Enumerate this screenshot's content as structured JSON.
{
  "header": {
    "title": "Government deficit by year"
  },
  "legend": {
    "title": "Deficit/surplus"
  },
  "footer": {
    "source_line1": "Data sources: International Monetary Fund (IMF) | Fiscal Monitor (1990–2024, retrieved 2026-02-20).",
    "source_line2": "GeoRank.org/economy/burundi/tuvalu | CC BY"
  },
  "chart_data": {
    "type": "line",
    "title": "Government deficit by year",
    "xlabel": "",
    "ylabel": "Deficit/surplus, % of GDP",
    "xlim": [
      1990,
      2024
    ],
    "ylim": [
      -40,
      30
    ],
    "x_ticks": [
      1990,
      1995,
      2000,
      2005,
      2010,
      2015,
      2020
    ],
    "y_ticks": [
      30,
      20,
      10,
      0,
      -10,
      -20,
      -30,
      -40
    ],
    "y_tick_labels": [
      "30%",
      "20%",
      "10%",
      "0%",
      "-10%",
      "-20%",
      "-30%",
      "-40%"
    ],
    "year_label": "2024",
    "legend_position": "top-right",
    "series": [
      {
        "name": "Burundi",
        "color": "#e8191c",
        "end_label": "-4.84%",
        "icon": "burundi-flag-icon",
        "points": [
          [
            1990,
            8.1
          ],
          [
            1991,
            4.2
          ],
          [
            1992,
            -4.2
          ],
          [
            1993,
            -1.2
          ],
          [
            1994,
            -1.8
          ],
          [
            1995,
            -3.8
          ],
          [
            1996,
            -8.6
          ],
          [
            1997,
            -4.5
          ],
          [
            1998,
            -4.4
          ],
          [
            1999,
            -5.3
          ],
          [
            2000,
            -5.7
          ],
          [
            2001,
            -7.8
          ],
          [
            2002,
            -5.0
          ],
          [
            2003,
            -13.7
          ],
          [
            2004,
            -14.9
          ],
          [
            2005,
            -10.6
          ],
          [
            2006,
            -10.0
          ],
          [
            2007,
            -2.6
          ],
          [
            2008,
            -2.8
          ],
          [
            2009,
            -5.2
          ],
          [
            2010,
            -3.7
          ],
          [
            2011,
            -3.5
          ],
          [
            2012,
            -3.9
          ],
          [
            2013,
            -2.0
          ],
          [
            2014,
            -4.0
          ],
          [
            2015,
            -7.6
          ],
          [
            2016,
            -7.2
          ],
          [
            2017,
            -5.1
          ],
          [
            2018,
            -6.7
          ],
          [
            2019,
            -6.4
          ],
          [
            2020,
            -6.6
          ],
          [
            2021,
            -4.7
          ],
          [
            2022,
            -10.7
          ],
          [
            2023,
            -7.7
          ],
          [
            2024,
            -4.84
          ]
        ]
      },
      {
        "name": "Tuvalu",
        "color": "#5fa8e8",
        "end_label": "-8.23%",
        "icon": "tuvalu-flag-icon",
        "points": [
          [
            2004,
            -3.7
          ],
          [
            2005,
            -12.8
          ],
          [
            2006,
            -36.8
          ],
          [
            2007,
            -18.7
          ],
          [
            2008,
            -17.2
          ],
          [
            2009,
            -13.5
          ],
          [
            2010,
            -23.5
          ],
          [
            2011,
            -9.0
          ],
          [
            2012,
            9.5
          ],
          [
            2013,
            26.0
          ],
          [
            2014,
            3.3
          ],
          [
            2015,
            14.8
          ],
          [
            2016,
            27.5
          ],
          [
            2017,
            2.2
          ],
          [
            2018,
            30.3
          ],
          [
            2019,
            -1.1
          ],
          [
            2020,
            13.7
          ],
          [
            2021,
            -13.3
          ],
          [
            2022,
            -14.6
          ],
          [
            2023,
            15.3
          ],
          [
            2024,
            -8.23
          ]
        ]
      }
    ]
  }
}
☆ ☆ ☆
#### Task directions
What is the number of lines in the data that hold the word "flag"? Reply with that number and nothing else.

#### Task response
2